Pull out every line below that holds the word "Relative".

[Start SUPPLIED RECORDS]

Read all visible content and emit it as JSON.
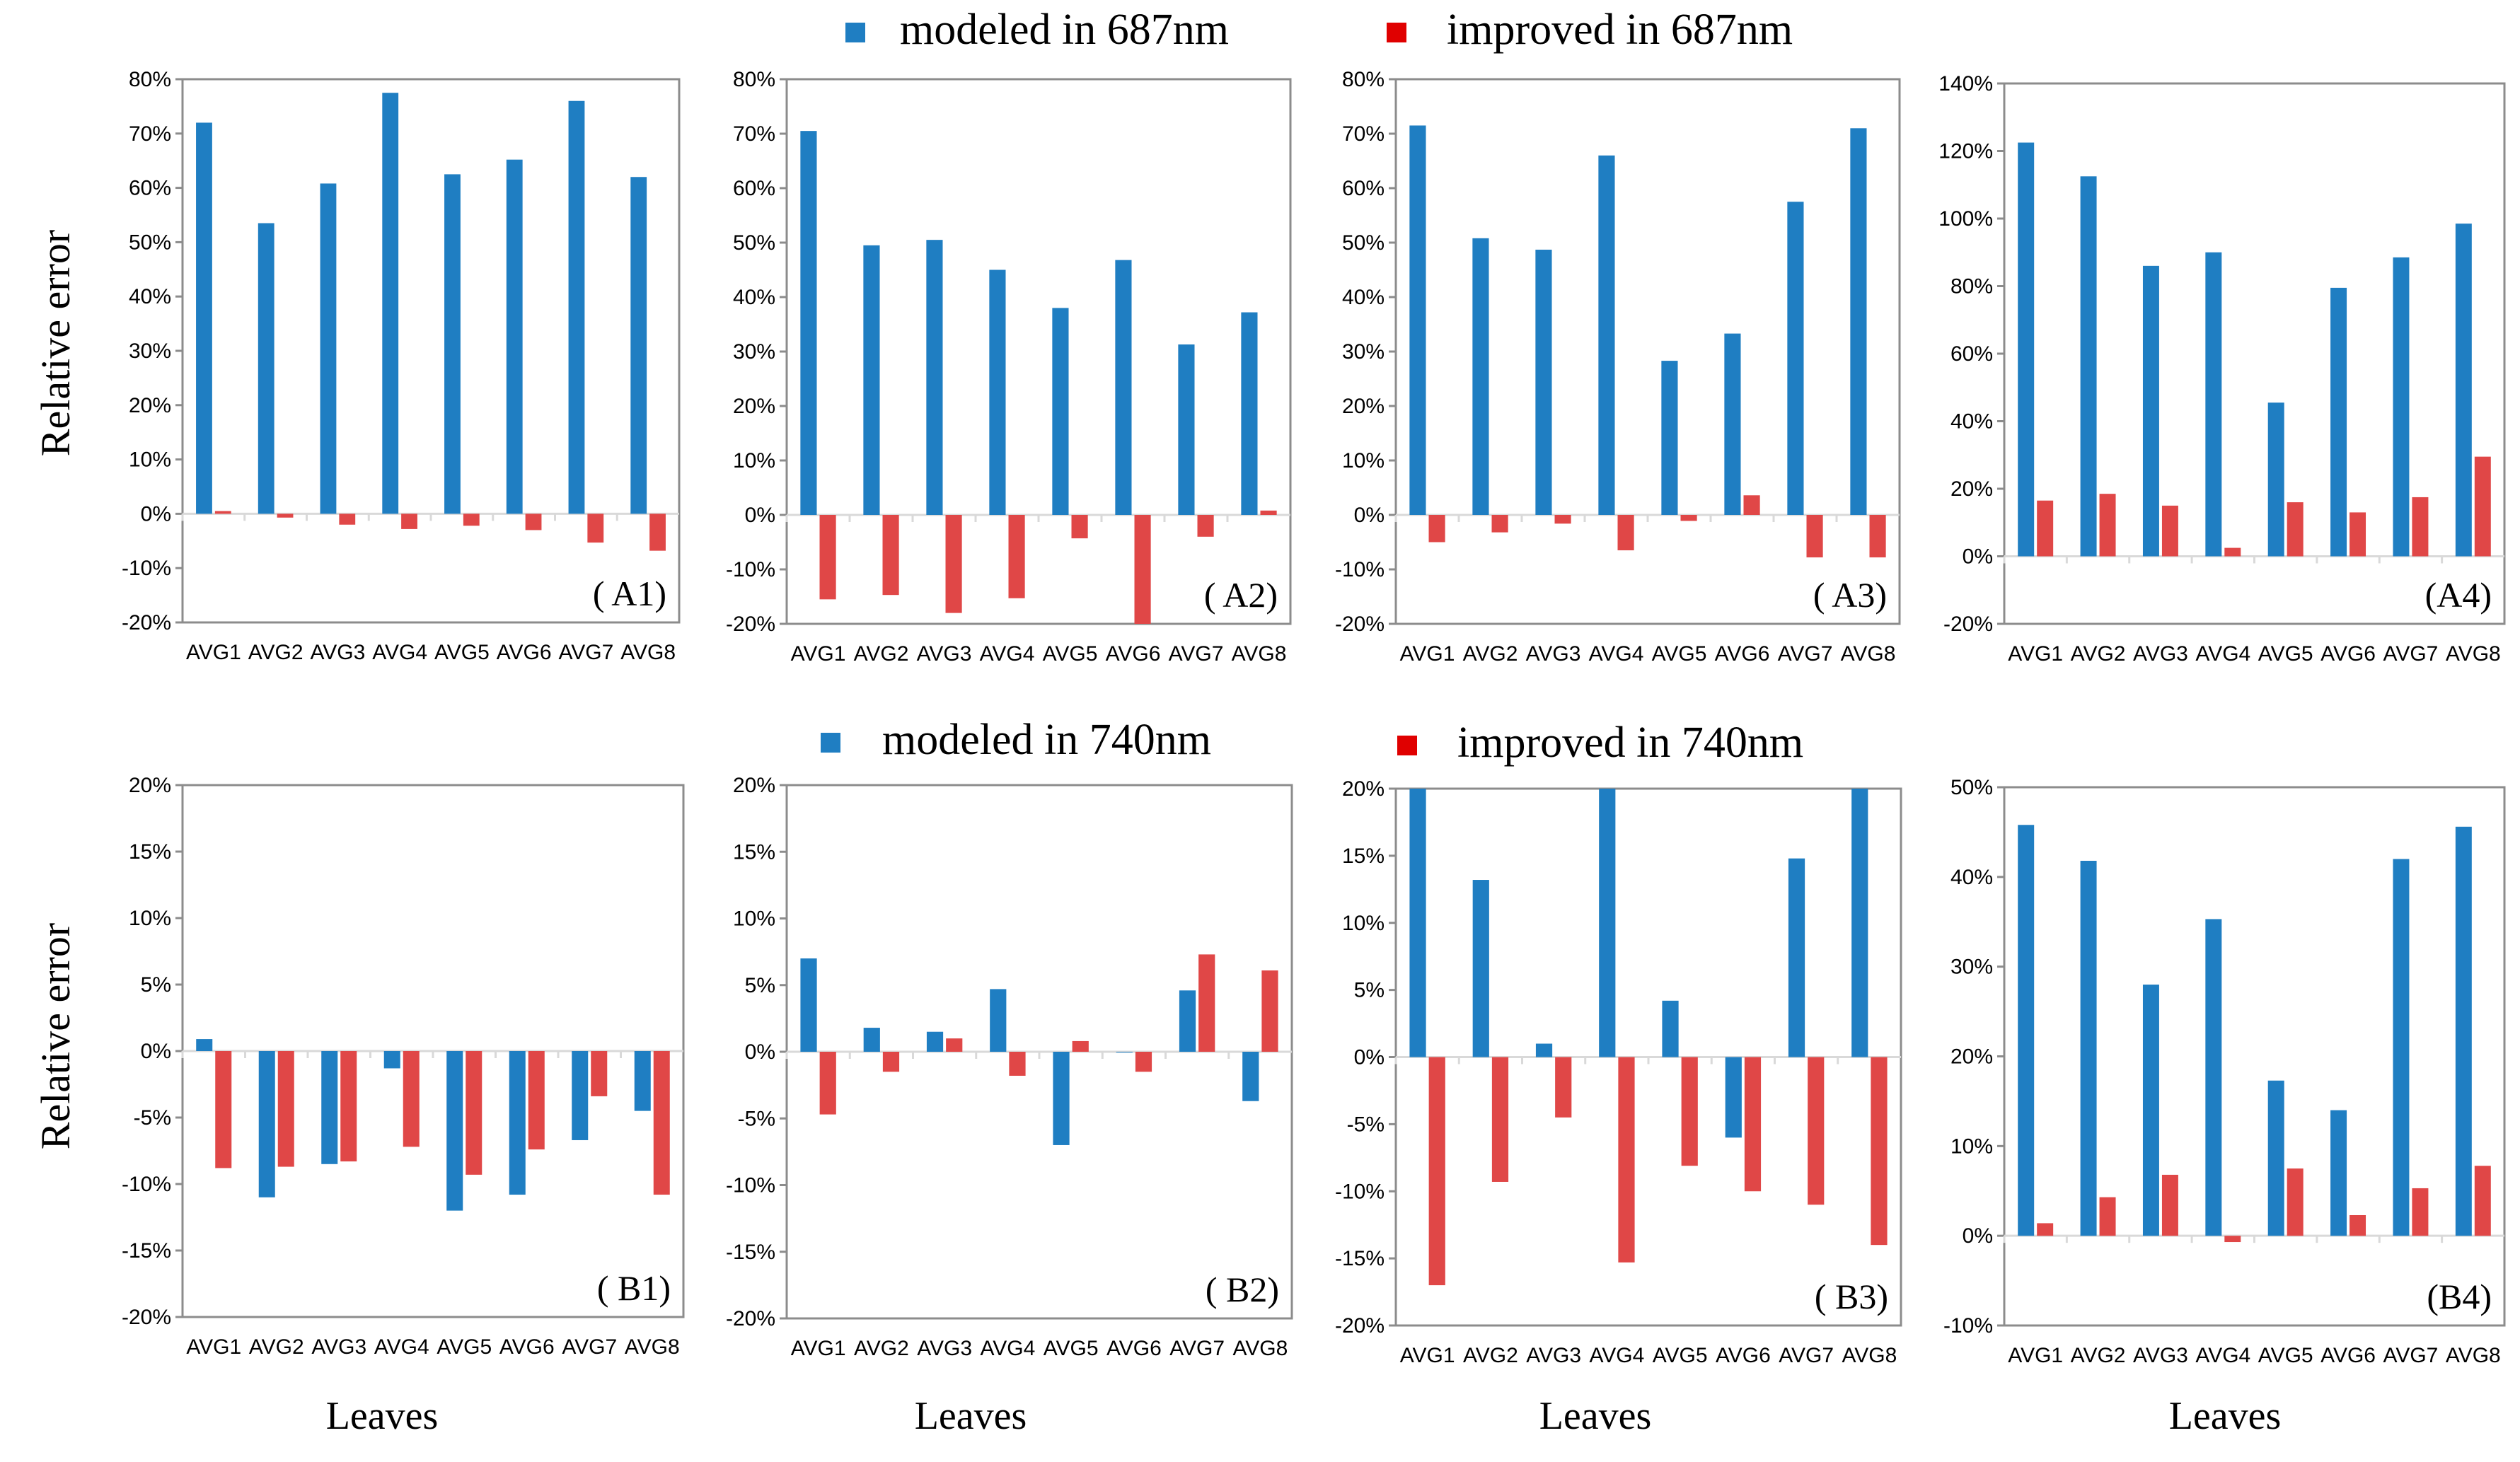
{
  "legend": {
    "top": {
      "series1": "modeled in 687nm",
      "series2": "improved in 687nm"
    },
    "bottom": {
      "series1": "modeled in 740nm",
      "series2": "improved in 740nm"
    }
  },
  "axis_titles": {
    "ylabel_top": "Relative error",
    "ylabel_bottom": "Relative error",
    "xlabel": "Leaves"
  },
  "colors": {
    "modeled": "#1f7ec2",
    "improved": "#e04747",
    "frame": "#8c8c8c",
    "grid": "#d9d9d9"
  },
  "chart_data": [
    {
      "type": "bar",
      "panel_label": "( A1)",
      "categories": [
        "AVG1",
        "AVG2",
        "AVG3",
        "AVG4",
        "AVG5",
        "AVG6",
        "AVG7",
        "AVG8"
      ],
      "ylim": [
        -20,
        80
      ],
      "yticks": [
        80,
        70,
        60,
        50,
        40,
        30,
        20,
        10,
        0,
        -10,
        -20
      ],
      "tick_labels": [
        "80%",
        "70%",
        "60%",
        "50%",
        "40%",
        "30%",
        "20%",
        "10%",
        "0%",
        "-10%",
        "-20%"
      ],
      "series": [
        {
          "name": "modeled in 687nm",
          "values": [
            72,
            53.5,
            60.8,
            77.5,
            62.5,
            65.2,
            76,
            62
          ]
        },
        {
          "name": "improved in 687nm",
          "values": [
            0.5,
            -0.7,
            -2,
            -2.8,
            -2.2,
            -3,
            -5.3,
            -6.8
          ]
        }
      ]
    },
    {
      "type": "bar",
      "panel_label": "( A2)",
      "categories": [
        "AVG1",
        "AVG2",
        "AVG3",
        "AVG4",
        "AVG5",
        "AVG6",
        "AVG7",
        "AVG8"
      ],
      "ylim": [
        -20,
        80
      ],
      "yticks": [
        80,
        70,
        60,
        50,
        40,
        30,
        20,
        10,
        0,
        -10,
        -20
      ],
      "tick_labels": [
        "80%",
        "70%",
        "60%",
        "50%",
        "40%",
        "30%",
        "20%",
        "10%",
        "0%",
        "-10%",
        "-20%"
      ],
      "series": [
        {
          "name": "modeled in 687nm",
          "values": [
            70.5,
            49.5,
            50.5,
            45,
            38,
            46.8,
            31.3,
            37.2
          ]
        },
        {
          "name": "improved in 687nm",
          "values": [
            -15.5,
            -14.7,
            -18,
            -15.3,
            -4.3,
            -21,
            -4,
            0.8
          ]
        }
      ]
    },
    {
      "type": "bar",
      "panel_label": "( A3)",
      "categories": [
        "AVG1",
        "AVG2",
        "AVG3",
        "AVG4",
        "AVG5",
        "AVG6",
        "AVG7",
        "AVG8"
      ],
      "ylim": [
        -20,
        80
      ],
      "yticks": [
        80,
        70,
        60,
        50,
        40,
        30,
        20,
        10,
        0,
        -10,
        -20
      ],
      "tick_labels": [
        "80%",
        "70%",
        "60%",
        "50%",
        "40%",
        "30%",
        "20%",
        "10%",
        "0%",
        "-10%",
        "-20%"
      ],
      "series": [
        {
          "name": "modeled in 687nm",
          "values": [
            71.5,
            50.8,
            48.7,
            66,
            28.3,
            33.3,
            57.5,
            71
          ]
        },
        {
          "name": "improved in 687nm",
          "values": [
            -5,
            -3.2,
            -1.6,
            -6.5,
            -1.1,
            3.6,
            -7.8,
            -7.8
          ]
        }
      ]
    },
    {
      "type": "bar",
      "panel_label": "(A4)",
      "categories": [
        "AVG1",
        "AVG2",
        "AVG3",
        "AVG4",
        "AVG5",
        "AVG6",
        "AVG7",
        "AVG8"
      ],
      "ylim": [
        -20,
        140
      ],
      "yticks": [
        140,
        120,
        100,
        80,
        60,
        40,
        20,
        0,
        -20
      ],
      "tick_labels": [
        "140%",
        "120%",
        "100%",
        "80%",
        "60%",
        "40%",
        "20%",
        "0%",
        "-20%"
      ],
      "series": [
        {
          "name": "modeled in 687nm",
          "values": [
            122.5,
            112.5,
            86,
            90,
            45.5,
            79.5,
            88.5,
            98.5
          ]
        },
        {
          "name": "improved in 687nm",
          "values": [
            16.5,
            18.5,
            15,
            2.5,
            16,
            13,
            17.5,
            29.5
          ]
        }
      ]
    },
    {
      "type": "bar",
      "panel_label": "( B1)",
      "categories": [
        "AVG1",
        "AVG2",
        "AVG3",
        "AVG4",
        "AVG5",
        "AVG6",
        "AVG7",
        "AVG8"
      ],
      "ylim": [
        -20,
        20
      ],
      "yticks": [
        20,
        15,
        10,
        5,
        0,
        -5,
        -10,
        -15,
        -20
      ],
      "tick_labels": [
        "20%",
        "15%",
        "10%",
        "5%",
        "0%",
        "-5%",
        "-10%",
        "-15%",
        "-20%"
      ],
      "series": [
        {
          "name": "modeled in 740nm",
          "values": [
            0.9,
            -11,
            -8.5,
            -1.3,
            -12,
            -10.8,
            -6.7,
            -4.5
          ]
        },
        {
          "name": "improved in 740nm",
          "values": [
            -8.8,
            -8.7,
            -8.3,
            -7.2,
            -9.3,
            -7.4,
            -3.4,
            -10.8
          ]
        }
      ]
    },
    {
      "type": "bar",
      "panel_label": "( B2)",
      "categories": [
        "AVG1",
        "AVG2",
        "AVG3",
        "AVG4",
        "AVG5",
        "AVG6",
        "AVG7",
        "AVG8"
      ],
      "ylim": [
        -20,
        20
      ],
      "yticks": [
        20,
        15,
        10,
        5,
        0,
        -5,
        -10,
        -15,
        -20
      ],
      "tick_labels": [
        "20%",
        "15%",
        "10%",
        "5%",
        "0%",
        "-5%",
        "-10%",
        "-15%",
        "-20%"
      ],
      "series": [
        {
          "name": "modeled in 740nm",
          "values": [
            7,
            1.8,
            1.5,
            4.7,
            -7,
            0,
            4.6,
            -3.7
          ]
        },
        {
          "name": "improved in 740nm",
          "values": [
            -4.7,
            -1.5,
            1,
            -1.8,
            0.8,
            -1.5,
            7.3,
            6.1
          ]
        }
      ]
    },
    {
      "type": "bar",
      "panel_label": "( B3)",
      "categories": [
        "AVG1",
        "AVG2",
        "AVG3",
        "AVG4",
        "AVG5",
        "AVG6",
        "AVG7",
        "AVG8"
      ],
      "ylim": [
        -20,
        20
      ],
      "yticks": [
        20,
        15,
        10,
        5,
        0,
        -5,
        -10,
        -15,
        -20
      ],
      "tick_labels": [
        "20%",
        "15%",
        "10%",
        "5%",
        "0%",
        "-5%",
        "-10%",
        "-15%",
        "-20%"
      ],
      "series": [
        {
          "name": "modeled in 740nm",
          "values": [
            20,
            13.2,
            1,
            20,
            4.2,
            -6,
            14.8,
            20
          ]
        },
        {
          "name": "improved in 740nm",
          "values": [
            -17,
            -9.3,
            -4.5,
            -15.3,
            -8.1,
            -10,
            -11,
            -14
          ]
        }
      ]
    },
    {
      "type": "bar",
      "panel_label": "(B4)",
      "categories": [
        "AVG1",
        "AVG2",
        "AVG3",
        "AVG4",
        "AVG5",
        "AVG6",
        "AVG7",
        "AVG8"
      ],
      "ylim": [
        -10,
        50
      ],
      "yticks": [
        50,
        40,
        30,
        20,
        10,
        0,
        -10
      ],
      "tick_labels": [
        "50%",
        "40%",
        "30%",
        "20%",
        "10%",
        "0%",
        "-10%"
      ],
      "series": [
        {
          "name": "modeled in 740nm",
          "values": [
            45.8,
            41.8,
            28,
            35.3,
            17.3,
            14,
            42,
            45.6
          ]
        },
        {
          "name": "improved in 740nm",
          "values": [
            1.4,
            4.3,
            6.8,
            -0.7,
            7.5,
            2.3,
            5.3,
            7.8
          ]
        }
      ]
    }
  ]
}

[End SUPPLIED RECORDS]

**EXERCISE ANSWER:**
    "ylabel_top": "Relative error",
    "ylabel_bottom": "Relative error",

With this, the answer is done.